=== RECORD SET ===
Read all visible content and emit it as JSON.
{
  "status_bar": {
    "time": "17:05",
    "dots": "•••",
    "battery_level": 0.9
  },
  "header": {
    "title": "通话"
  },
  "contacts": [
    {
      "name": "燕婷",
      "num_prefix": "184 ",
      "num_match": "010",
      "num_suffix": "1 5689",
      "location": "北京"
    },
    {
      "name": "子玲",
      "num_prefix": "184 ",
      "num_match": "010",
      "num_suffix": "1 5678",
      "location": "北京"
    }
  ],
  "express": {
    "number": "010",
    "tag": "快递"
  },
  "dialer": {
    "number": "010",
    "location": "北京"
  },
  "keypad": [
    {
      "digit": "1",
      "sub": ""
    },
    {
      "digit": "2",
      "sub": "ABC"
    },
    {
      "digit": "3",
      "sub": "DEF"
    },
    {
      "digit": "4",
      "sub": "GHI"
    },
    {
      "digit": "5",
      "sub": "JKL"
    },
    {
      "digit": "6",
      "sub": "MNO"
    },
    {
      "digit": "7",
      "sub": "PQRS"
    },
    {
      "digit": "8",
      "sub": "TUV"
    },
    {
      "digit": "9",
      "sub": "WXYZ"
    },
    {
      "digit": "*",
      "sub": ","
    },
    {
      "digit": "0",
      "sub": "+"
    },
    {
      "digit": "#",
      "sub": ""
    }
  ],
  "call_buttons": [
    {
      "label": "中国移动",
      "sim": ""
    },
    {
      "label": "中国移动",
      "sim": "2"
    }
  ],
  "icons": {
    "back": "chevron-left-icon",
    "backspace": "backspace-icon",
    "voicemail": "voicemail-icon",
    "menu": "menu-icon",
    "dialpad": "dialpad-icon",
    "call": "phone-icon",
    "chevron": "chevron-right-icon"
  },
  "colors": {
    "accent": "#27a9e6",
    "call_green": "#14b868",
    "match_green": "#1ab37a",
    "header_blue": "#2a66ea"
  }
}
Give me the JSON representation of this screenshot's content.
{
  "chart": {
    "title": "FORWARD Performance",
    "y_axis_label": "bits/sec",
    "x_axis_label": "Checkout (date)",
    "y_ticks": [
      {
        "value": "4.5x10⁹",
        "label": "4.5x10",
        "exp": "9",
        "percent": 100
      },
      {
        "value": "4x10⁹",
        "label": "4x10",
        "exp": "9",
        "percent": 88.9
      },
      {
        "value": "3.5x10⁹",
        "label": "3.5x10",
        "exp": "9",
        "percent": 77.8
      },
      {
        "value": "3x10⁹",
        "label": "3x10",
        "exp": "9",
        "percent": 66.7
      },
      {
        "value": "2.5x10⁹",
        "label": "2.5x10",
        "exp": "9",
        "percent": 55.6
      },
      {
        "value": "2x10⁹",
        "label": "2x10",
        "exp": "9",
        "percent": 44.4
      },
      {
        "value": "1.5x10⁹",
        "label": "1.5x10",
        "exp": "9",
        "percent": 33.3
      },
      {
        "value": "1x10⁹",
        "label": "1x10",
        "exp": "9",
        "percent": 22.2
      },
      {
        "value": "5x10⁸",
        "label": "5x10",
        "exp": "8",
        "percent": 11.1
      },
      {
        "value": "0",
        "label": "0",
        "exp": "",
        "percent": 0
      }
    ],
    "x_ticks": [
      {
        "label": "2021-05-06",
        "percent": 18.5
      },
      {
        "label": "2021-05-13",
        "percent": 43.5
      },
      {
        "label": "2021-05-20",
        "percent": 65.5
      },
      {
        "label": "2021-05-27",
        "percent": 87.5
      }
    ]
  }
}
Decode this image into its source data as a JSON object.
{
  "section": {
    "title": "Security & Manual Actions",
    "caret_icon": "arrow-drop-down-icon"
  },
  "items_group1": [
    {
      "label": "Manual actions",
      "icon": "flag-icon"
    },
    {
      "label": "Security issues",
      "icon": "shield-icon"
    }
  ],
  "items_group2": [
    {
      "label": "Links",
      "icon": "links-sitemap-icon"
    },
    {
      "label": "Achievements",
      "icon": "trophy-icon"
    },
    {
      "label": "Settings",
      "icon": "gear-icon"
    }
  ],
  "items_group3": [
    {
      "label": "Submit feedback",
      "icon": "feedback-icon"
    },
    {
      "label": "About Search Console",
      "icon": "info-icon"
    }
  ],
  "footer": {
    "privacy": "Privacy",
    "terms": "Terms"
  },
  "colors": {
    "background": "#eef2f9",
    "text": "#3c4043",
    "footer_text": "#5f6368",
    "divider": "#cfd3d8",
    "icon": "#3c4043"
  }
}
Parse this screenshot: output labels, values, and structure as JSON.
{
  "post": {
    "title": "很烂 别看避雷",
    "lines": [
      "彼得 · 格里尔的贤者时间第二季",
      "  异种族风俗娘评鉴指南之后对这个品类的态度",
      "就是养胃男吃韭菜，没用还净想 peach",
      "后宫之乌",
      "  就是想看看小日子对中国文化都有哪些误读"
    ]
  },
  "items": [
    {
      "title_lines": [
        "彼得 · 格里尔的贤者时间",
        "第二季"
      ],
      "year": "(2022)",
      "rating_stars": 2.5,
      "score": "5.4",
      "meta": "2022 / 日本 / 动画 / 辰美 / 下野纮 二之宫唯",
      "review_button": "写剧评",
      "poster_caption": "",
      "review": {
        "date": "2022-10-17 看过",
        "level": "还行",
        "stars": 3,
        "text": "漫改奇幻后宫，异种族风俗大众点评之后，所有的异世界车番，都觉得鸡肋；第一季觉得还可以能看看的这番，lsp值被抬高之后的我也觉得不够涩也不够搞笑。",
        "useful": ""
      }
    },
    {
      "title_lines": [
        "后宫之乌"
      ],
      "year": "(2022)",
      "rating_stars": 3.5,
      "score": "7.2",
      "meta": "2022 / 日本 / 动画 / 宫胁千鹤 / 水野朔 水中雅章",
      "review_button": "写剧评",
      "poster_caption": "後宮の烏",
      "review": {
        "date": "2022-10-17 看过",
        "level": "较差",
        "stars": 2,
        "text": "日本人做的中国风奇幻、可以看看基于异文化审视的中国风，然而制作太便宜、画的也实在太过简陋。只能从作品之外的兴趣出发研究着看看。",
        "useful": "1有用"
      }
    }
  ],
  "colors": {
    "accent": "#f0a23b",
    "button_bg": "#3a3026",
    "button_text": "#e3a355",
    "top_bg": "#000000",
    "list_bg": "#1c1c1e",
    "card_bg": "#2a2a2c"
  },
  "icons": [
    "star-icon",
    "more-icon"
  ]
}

=== YOUR TASK ===
Write out all records exactly, keeping every detail.

=== EXPECTED ANSWER ===
Read all visible content and emit it as JSON.
{
  "status_bar": {
    "time": "17:05",
    "dots": "•••",
    "battery_level": 0.9
  },
  "header": {
    "title": "通话"
  },
  "contacts": [
    {
      "name": "燕婷",
      "num_prefix": "184 ",
      "num_match": "010",
      "num_suffix": "1 5689",
      "location": "北京"
    },
    {
      "name": "子玲",
      "num_prefix": "184 ",
      "num_match": "010",
      "num_suffix": "1 5678",
      "location": "北京"
    }
  ],
  "express": {
    "number": "010",
    "tag": "快递"
  },
  "dialer": {
    "number": "010",
    "location": "北京"
  },
  "keypad": [
    {
      "digit": "1",
      "sub": ""
    },
    {
      "digit": "2",
      "sub": "ABC"
    },
    {
      "digit": "3",
      "sub": "DEF"
    },
    {
      "digit": "4",
      "sub": "GHI"
    },
    {
      "digit": "5",
      "sub": "JKL"
    },
    {
      "digit": "6",
      "sub": "MNO"
    },
    {
      "digit": "7",
      "sub": "PQRS"
    },
    {
      "digit": "8",
      "sub": "TUV"
    },
    {
      "digit": "9",
      "sub": "WXYZ"
    },
    {
      "digit": "*",
      "sub": ","
    },
    {
      "digit": "0",
      "sub": "+"
    },
    {
      "digit": "#",
      "sub": ""
    }
  ],
  "call_buttons": [
    {
      "label": "中国移动",
      "sim": ""
    },
    {
      "label": "中国移动",
      "sim": "2"
    }
  ],
  "icons": {
    "back": "chevron-left-icon",
    "backspace": "backspace-icon",
    "voicemail": "voicemail-icon",
    "menu": "menu-icon",
    "dialpad": "dialpad-icon",
    "call": "phone-icon",
    "chevron": "chevron-right-icon"
  },
  "colors": {
    "accent": "#27a9e6",
    "call_green": "#14b868",
    "match_green": "#1ab37a",
    "header_blue": "#2a66ea"
  }
}
Give me the JSON representation of this screenshot's content.
{
  "chart": {
    "title": "FORWARD Performance",
    "y_axis_label": "bits/sec",
    "x_axis_label": "Checkout (date)",
    "y_ticks": [
      {
        "value": "4.5x10⁹",
        "label": "4.5x10",
        "exp": "9",
        "percent": 100
      },
      {
        "value": "4x10⁹",
        "label": "4x10",
        "exp": "9",
        "percent": 88.9
      },
      {
        "value": "3.5x10⁹",
        "label": "3.5x10",
        "exp": "9",
        "percent": 77.8
      },
      {
        "value": "3x10⁹",
        "label": "3x10",
        "exp": "9",
        "percent": 66.7
      },
      {
        "value": "2.5x10⁹",
        "label": "2.5x10",
        "exp": "9",
        "percent": 55.6
      },
      {
        "value": "2x10⁹",
        "label": "2x10",
        "exp": "9",
        "percent": 44.4
      },
      {
        "value": "1.5x10⁹",
        "label": "1.5x10",
        "exp": "9",
        "percent": 33.3
      },
      {
        "value": "1x10⁹",
        "label": "1x10",
        "exp": "9",
        "percent": 22.2
      },
      {
        "value": "5x10⁸",
        "label": "5x10",
        "exp": "8",
        "percent": 11.1
      },
      {
        "value": "0",
        "label": "0",
        "exp": "",
        "percent": 0
      }
    ],
    "x_ticks": [
      {
        "label": "2021-05-06",
        "percent": 18.5
      },
      {
        "label": "2021-05-13",
        "percent": 43.5
      },
      {
        "label": "2021-05-20",
        "percent": 65.5
      },
      {
        "label": "2021-05-27",
        "percent": 87.5
      }
    ]
  }
}
Decode this image into its source data as a JSON object.
{
  "section": {
    "title": "Security & Manual Actions",
    "caret_icon": "arrow-drop-down-icon"
  },
  "items_group1": [
    {
      "label": "Manual actions",
      "icon": "flag-icon"
    },
    {
      "label": "Security issues",
      "icon": "shield-icon"
    }
  ],
  "items_group2": [
    {
      "label": "Links",
      "icon": "links-sitemap-icon"
    },
    {
      "label": "Achievements",
      "icon": "trophy-icon"
    },
    {
      "label": "Settings",
      "icon": "gear-icon"
    }
  ],
  "items_group3": [
    {
      "label": "Submit feedback",
      "icon": "feedback-icon"
    },
    {
      "label": "About Search Console",
      "icon": "info-icon"
    }
  ],
  "footer": {
    "privacy": "Privacy",
    "terms": "Terms"
  },
  "colors": {
    "background": "#eef2f9",
    "text": "#3c4043",
    "footer_text": "#5f6368",
    "divider": "#cfd3d8",
    "icon": "#3c4043"
  }
}
Parse this screenshot: output labels, values, and structure as JSON.
{
  "post": {
    "title": "很烂 别看避雷",
    "lines": [
      "彼得 · 格里尔的贤者时间第二季",
      "  异种族风俗娘评鉴指南之后对这个品类的态度",
      "就是养胃男吃韭菜，没用还净想 peach",
      "后宫之乌",
      "  就是想看看小日子对中国文化都有哪些误读"
    ]
  },
  "items": [
    {
      "title_lines": [
        "彼得 · 格里尔的贤者时间",
        "第二季"
      ],
      "year": "(2022)",
      "rating_stars": 2.5,
      "score": "5.4",
      "meta": "2022 / 日本 / 动画 / 辰美 / 下野纮 二之宫唯",
      "review_button": "写剧评",
      "poster_caption": "",
      "review": {
        "date": "2022-10-17 看过",
        "level": "还行",
        "stars": 3,
        "text": "漫改奇幻后宫，异种族风俗大众点评之后，所有的异世界车番，都觉得鸡肋；第一季觉得还可以能看看的这番，lsp值被抬高之后的我也觉得不够涩也不够搞笑。",
        "useful": ""
      }
    },
    {
      "title_lines": [
        "后宫之乌"
      ],
      "year": "(2022)",
      "rating_stars": 3.5,
      "score": "7.2",
      "meta": "2022 / 日本 / 动画 / 宫胁千鹤 / 水野朔 水中雅章",
      "review_button": "写剧评",
      "poster_caption": "後宮の烏",
      "review": {
        "date": "2022-10-17 看过",
        "level": "较差",
        "stars": 2,
        "text": "日本人做的中国风奇幻、可以看看基于异文化审视的中国风，然而制作太便宜、画的也实在太过简陋。只能从作品之外的兴趣出发研究着看看。",
        "useful": "1有用"
      }
    }
  ],
  "colors": {
    "accent": "#f0a23b",
    "button_bg": "#3a3026",
    "button_text": "#e3a355",
    "top_bg": "#000000",
    "list_bg": "#1c1c1e",
    "card_bg": "#2a2a2c"
  },
  "icons": [
    "star-icon",
    "more-icon"
  ]
}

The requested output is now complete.